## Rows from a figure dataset
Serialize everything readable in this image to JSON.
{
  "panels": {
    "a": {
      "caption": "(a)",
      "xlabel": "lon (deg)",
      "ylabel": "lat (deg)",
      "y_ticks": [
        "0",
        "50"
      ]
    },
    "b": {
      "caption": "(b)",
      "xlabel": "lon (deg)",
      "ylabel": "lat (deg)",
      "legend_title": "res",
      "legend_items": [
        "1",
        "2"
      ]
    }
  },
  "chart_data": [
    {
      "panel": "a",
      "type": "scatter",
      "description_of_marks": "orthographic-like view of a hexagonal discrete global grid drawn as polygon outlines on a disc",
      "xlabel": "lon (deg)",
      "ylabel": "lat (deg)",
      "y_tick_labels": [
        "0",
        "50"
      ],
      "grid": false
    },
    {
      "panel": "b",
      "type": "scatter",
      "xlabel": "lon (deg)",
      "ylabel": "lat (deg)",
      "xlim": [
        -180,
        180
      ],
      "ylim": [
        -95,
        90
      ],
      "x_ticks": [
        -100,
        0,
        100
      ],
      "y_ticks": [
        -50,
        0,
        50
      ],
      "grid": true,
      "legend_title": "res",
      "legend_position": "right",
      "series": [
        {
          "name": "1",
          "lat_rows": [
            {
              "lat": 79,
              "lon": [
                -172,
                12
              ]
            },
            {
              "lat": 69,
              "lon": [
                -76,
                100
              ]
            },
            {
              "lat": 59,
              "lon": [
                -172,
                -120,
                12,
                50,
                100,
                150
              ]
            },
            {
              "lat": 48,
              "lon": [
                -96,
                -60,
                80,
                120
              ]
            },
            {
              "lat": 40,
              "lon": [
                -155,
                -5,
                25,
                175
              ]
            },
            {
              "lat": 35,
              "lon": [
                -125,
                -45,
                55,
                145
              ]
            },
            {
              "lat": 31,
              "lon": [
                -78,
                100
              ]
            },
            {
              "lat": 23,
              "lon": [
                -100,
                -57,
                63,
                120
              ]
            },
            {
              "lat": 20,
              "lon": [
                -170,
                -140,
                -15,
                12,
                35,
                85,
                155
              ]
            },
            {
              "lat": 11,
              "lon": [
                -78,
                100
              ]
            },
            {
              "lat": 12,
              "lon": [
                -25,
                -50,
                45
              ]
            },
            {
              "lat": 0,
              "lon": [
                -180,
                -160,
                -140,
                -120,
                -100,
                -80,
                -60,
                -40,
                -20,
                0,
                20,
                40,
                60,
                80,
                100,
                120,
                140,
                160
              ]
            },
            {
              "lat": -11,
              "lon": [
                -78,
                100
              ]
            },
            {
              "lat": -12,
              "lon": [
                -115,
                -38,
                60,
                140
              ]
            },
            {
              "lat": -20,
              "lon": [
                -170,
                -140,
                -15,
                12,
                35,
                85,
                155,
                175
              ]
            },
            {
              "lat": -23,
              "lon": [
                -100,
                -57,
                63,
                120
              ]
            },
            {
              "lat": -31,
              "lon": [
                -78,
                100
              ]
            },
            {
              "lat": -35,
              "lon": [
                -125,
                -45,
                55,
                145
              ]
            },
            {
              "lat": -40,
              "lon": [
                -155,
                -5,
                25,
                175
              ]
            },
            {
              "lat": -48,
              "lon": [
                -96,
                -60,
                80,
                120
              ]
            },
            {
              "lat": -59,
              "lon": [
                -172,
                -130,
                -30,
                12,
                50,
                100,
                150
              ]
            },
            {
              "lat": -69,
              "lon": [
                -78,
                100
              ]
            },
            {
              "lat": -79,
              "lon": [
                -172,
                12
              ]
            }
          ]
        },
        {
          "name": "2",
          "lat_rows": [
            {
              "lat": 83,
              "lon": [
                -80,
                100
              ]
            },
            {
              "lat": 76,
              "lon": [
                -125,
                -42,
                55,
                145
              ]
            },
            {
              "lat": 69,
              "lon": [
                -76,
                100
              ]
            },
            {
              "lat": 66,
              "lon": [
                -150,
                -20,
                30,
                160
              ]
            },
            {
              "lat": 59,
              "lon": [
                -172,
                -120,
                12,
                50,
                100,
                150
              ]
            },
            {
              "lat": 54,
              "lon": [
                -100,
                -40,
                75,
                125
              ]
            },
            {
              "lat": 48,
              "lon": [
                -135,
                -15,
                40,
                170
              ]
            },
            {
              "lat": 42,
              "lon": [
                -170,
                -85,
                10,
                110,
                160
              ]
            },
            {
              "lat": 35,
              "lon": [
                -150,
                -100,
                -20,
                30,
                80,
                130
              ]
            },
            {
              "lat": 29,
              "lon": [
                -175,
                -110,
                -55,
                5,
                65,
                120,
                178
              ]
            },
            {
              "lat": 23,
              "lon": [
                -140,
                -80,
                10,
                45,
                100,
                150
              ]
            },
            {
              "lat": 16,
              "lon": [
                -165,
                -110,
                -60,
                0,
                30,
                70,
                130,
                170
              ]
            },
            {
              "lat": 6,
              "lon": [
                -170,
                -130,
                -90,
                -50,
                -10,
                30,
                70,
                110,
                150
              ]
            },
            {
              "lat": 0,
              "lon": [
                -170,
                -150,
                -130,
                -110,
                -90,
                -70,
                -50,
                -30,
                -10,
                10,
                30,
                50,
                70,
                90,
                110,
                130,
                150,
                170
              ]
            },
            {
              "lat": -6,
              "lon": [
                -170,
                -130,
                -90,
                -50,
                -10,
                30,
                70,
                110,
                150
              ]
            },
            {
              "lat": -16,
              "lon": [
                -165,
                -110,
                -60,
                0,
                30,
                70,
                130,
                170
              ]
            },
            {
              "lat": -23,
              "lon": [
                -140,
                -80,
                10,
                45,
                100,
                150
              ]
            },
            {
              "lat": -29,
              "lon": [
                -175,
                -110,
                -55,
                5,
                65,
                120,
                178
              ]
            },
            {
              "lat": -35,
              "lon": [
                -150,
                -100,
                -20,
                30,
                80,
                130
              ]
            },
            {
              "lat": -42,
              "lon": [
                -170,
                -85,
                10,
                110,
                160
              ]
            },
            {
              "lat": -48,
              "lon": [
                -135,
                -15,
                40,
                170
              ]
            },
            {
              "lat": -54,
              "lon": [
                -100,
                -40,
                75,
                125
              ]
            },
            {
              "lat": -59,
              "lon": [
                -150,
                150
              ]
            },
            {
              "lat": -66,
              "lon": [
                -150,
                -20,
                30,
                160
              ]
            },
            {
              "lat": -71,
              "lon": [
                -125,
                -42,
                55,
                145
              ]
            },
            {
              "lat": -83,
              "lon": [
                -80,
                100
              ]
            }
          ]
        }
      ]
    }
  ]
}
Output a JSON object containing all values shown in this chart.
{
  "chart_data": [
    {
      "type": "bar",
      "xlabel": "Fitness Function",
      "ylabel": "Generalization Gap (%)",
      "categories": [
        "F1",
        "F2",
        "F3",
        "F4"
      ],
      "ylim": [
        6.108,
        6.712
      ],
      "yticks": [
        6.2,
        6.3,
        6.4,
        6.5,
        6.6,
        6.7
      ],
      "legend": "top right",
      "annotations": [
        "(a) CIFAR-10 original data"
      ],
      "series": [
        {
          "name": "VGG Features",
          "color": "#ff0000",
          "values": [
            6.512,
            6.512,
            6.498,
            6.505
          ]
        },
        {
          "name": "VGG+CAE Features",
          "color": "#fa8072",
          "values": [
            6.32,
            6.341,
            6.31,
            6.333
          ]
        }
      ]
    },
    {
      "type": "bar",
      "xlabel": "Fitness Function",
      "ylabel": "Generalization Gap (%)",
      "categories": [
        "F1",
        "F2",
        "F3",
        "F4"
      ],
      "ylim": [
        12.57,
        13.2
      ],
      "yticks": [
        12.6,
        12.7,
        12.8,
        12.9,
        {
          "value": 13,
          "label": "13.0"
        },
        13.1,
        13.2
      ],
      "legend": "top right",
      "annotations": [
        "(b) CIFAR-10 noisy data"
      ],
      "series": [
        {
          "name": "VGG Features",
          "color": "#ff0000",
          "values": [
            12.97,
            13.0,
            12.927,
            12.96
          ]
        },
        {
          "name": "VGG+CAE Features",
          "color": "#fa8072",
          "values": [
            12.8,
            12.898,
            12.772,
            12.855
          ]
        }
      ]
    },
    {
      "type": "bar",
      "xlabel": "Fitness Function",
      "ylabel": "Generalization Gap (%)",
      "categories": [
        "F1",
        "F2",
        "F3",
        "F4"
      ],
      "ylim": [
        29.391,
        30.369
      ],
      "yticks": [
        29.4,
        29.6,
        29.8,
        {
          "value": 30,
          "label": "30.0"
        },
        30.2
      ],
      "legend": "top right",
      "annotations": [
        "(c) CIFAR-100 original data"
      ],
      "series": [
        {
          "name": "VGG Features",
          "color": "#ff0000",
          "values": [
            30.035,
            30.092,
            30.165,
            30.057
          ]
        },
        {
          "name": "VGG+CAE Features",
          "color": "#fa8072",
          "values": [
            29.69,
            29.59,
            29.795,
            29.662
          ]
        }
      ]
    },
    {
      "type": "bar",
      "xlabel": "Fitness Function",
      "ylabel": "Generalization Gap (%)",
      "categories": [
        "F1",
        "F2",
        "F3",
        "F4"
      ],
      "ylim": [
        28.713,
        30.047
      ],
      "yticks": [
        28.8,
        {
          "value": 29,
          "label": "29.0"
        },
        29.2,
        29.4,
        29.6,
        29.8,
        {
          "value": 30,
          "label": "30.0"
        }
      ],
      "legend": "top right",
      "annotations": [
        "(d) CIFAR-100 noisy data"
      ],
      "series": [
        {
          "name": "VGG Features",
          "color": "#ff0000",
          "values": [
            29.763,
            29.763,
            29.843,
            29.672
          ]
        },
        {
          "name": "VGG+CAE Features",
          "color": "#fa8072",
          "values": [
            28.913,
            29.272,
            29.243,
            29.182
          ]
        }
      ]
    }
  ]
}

## WHAT TO PRODUCE
Gather each line holding the string "original".

## OUTPUT FOR THIS TASK
        "(a) CIFAR-10 original data"
        "(c) CIFAR-100 original data"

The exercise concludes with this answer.